TEXTE FOURNI
++++

Jérôme de Lavergnolle. Si l’on met de côté le contexte particulier du Covid, les choses ont quand même énormément évolué, notamment grâce à l’apprentissage, aux stages en entreprises, qui repartent en flèche actuellement. La pratique des années de césure se développe également dans les écoles de commerce ou d’ingénieurs, permettant aux jeunes d’aller se frotter aux réalités du terrain. Aujourd’hui, ils ont une capacité à s’adapter assez rapidement. La critique est peut-être encore justifiée sur des métiers très techniques, qui nécessitent plus d’apprentissage.
Alexandre Cuvelier. Je serais un peu plus sévère que Jérôme. Il y a encore des progrès et des réglages à faire. En matière d’alternance, par exemple, la France n’est qu’au 9e rang européen, loin derrière la Suisse, l’Allemagne, l’Autriche, le Danemark… Je constate aussi qu’on est confronté à une certaine hétérogénéité dans la qualité des formations : un jeune en master de droit douanier, en alternance, nous a expliqué que tout ce qu’il avait appris, c’est d’abord chez nous. Enfin, on a encore un gros déficit en matière de maîtrise des langues étrangères, notamment de l’anglais. Je rencontre encore régulièrement des bac +5 ou des gens qui arrivent en master 2 commerce international qui parlent à peine anglais. Tout simplement parce qu’ils ne sont pas testés.

++++

DONNÉES FOURNIES
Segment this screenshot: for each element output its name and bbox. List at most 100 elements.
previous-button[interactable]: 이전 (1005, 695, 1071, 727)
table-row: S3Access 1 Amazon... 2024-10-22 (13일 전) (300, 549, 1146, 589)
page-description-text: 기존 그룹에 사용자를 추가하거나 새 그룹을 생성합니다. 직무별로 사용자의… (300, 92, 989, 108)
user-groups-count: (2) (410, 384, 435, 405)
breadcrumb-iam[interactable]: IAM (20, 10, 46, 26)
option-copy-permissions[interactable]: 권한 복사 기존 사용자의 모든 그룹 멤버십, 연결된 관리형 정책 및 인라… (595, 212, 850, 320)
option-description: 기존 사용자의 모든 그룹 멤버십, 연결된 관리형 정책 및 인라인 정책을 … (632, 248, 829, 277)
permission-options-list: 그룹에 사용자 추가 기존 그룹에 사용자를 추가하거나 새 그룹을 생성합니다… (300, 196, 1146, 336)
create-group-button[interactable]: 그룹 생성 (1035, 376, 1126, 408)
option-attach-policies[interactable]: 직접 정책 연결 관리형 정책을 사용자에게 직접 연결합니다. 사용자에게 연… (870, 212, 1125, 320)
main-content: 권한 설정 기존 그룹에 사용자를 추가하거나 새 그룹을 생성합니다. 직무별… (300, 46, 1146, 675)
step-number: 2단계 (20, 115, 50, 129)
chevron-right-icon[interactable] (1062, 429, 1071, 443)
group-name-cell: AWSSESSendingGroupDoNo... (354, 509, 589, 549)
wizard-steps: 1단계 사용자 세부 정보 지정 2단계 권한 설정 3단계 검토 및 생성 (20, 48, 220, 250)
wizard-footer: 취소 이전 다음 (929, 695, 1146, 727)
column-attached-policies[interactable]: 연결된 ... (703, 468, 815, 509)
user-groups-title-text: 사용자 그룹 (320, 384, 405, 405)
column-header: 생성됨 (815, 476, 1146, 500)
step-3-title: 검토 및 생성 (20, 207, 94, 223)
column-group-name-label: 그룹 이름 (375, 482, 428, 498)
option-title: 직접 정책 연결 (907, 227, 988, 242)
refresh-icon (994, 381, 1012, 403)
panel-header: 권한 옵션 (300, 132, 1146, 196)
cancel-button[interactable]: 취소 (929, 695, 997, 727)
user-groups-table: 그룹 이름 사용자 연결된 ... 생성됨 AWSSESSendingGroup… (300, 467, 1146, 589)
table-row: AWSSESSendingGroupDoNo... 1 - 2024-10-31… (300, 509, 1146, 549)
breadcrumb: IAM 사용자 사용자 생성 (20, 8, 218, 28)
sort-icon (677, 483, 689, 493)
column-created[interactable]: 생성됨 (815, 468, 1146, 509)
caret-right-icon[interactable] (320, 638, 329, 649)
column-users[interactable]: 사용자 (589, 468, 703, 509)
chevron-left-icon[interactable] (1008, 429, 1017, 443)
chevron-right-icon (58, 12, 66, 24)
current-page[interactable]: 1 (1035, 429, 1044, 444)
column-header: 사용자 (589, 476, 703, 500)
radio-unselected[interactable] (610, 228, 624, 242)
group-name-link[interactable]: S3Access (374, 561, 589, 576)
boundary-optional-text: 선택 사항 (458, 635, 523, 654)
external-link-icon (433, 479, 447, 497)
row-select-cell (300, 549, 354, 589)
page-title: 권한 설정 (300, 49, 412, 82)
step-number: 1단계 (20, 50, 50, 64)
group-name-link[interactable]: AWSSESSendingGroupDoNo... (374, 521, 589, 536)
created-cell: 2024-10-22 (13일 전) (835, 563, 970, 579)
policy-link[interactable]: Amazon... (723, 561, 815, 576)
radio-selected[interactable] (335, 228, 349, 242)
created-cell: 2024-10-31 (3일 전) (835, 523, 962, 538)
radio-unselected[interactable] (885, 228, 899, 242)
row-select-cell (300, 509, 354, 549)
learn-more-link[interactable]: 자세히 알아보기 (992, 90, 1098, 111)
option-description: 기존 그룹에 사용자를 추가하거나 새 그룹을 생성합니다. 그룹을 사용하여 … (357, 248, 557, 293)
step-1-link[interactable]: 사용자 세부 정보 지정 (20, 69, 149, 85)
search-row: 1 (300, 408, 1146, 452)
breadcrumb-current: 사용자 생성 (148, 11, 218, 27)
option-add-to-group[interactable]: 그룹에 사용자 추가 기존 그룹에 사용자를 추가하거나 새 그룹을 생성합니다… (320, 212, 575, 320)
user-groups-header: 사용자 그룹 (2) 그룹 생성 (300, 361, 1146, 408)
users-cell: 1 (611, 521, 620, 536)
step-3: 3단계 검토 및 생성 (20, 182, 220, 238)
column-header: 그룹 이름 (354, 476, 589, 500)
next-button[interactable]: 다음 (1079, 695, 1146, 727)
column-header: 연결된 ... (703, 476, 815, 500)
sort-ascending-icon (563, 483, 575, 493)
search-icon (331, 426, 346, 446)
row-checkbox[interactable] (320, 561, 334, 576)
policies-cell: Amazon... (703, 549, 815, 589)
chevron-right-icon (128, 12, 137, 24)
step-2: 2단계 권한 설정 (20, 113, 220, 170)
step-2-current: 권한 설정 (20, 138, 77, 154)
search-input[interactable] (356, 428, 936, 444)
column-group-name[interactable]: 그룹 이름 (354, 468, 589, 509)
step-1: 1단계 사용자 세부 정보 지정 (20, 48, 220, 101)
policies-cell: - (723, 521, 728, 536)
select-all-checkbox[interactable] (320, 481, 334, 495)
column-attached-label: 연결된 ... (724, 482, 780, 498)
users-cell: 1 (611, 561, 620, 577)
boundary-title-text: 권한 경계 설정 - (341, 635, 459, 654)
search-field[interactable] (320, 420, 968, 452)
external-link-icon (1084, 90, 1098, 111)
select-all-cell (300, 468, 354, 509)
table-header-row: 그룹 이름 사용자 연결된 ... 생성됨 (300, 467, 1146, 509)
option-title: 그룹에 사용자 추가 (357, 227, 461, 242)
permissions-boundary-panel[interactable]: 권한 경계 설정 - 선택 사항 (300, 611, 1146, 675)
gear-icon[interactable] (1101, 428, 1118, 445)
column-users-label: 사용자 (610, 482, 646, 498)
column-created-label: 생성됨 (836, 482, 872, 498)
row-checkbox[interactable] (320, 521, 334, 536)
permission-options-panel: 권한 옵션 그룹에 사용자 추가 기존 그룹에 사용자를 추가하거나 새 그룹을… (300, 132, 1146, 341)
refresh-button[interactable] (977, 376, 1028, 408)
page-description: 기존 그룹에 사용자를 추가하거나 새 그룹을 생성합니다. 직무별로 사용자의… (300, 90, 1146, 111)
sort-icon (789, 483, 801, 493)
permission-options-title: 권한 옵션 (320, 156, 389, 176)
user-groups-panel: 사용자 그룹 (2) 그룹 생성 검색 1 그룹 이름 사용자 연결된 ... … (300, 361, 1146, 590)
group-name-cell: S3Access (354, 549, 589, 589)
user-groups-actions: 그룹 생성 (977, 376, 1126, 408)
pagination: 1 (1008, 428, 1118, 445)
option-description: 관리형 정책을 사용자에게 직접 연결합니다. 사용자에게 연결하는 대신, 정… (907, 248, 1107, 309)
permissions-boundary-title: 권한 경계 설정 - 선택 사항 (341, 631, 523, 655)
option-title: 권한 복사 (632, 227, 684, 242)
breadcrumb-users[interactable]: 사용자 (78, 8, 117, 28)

++++

CONSIGNE
Pour chacune des affirmations suivantes, dites si elle concorde avec le texte fourni. Répondez par oui ou par non, puis citez mot pour mot le passage qui permet de trancher.
1. Selon Jérôme de Lavergnolle, les stages en entreprises repartent fortement en ce moment.
2. D'après Alexandre Cuvelier, la France occupe le 5e rang européen en matière d'alternance.
3. Alexandre Cuvelier se montre moins sévère que Jérôme de Lavergnolle.

RÉPONSE
1. Oui : « aux stages en entreprises, qui repartent en flèche actuellement ».
2. Non : « la France n’est qu’au 9e rang européen ».
3. Non : « Je serais un peu plus sévère que Jérôme. »